>> start Data rows
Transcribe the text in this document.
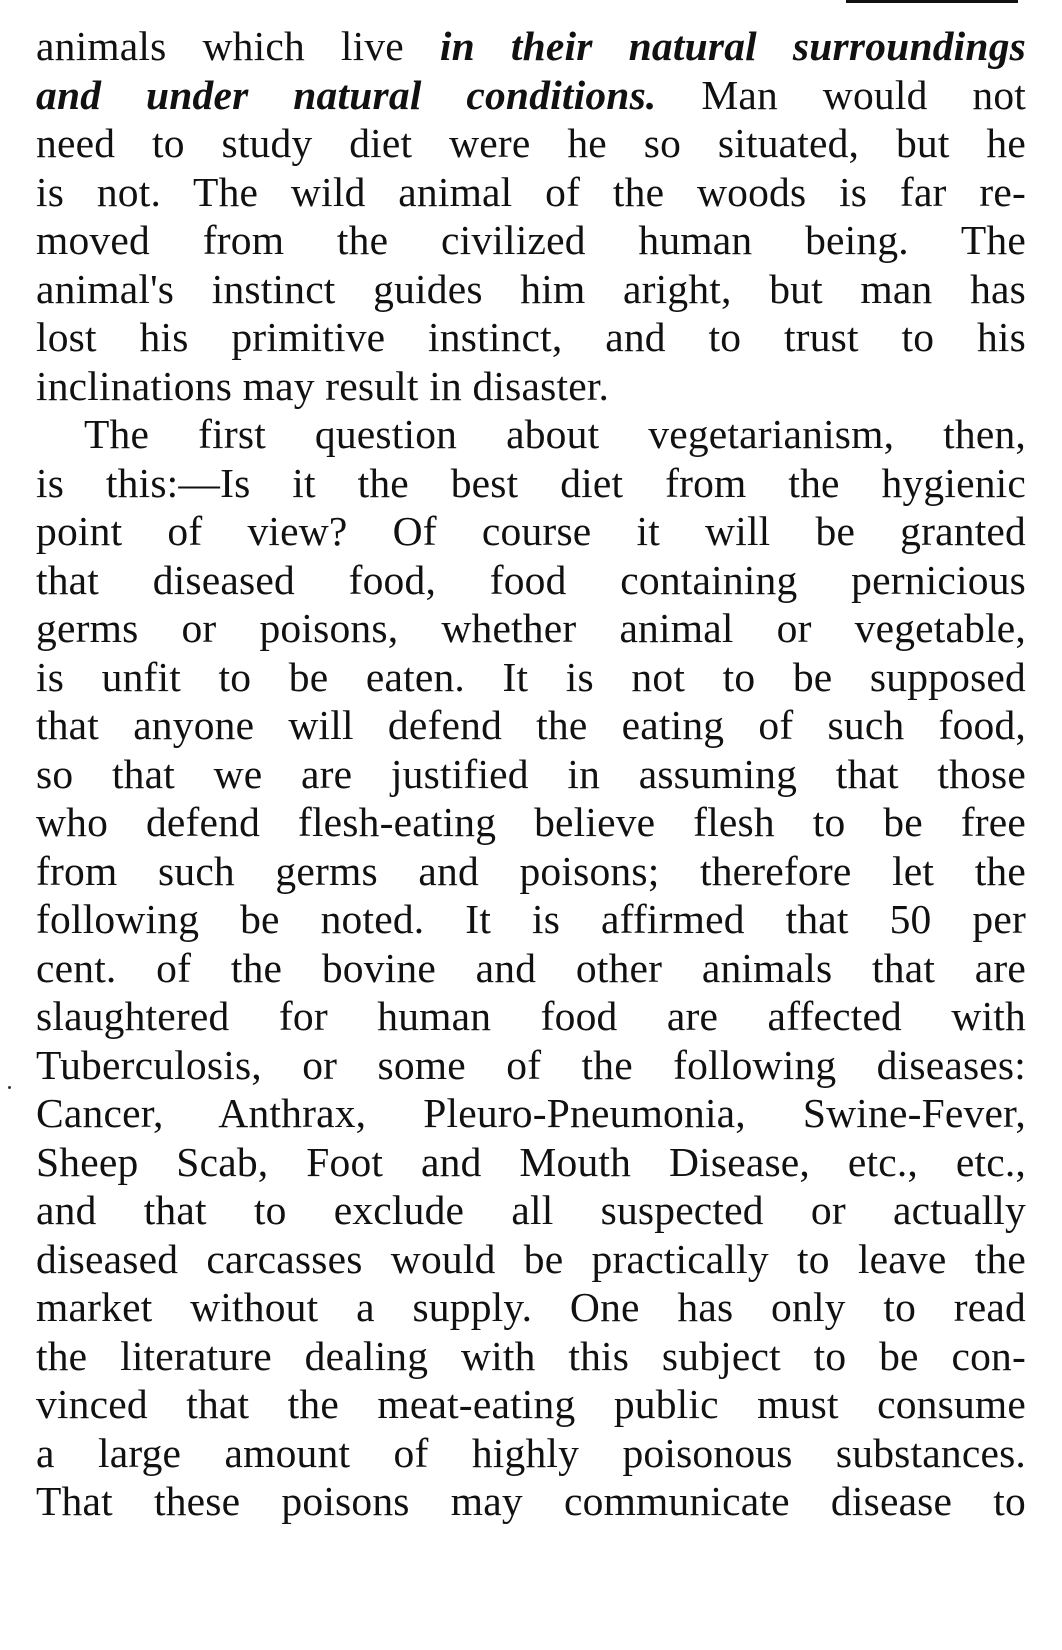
animals which live in their natural surroundings
and under natural conditions. Man would not
need to study diet were he so situated, but he
is not. The wild animal of the woods is far re-
moved from the civilized human being. The
animal's instinct guides him aright, but man has
lost his primitive instinct, and to trust to his
inclinations may result in disaster.
The first question about vegetarianism, then,
is this:—Is it the best diet from the hygienic
point of view? Of course it will be granted
that diseased food, food containing pernicious
germs or poisons, whether animal or vegetable,
is unfit to be eaten. It is not to be supposed
that anyone will defend the eating of such food,
so that we are justified in assuming that those
who defend flesh-eating believe flesh to be free
from such germs and poisons; therefore let the
following be noted. It is affirmed that 50 per
cent. of the bovine and other animals that are
slaughtered for human food are affected with
Tuberculosis, or some of the following diseases:
Cancer, Anthrax, Pleuro-Pneumonia, Swine-Fever,
Sheep Scab, Foot and Mouth Disease, etc., etc.,
and that to exclude all suspected or actually
diseased carcasses would be practically to leave the
market without a supply. One has only to read
the literature dealing with this subject to be con-
vinced that the meat-eating public must consume
a large amount of highly poisonous substances.
That these poisons may communicate disease to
>> end Data rows
→ **What is required**: In the entries above, count every line containing the word "would". Write only the total.

→ **Worked solution**: 2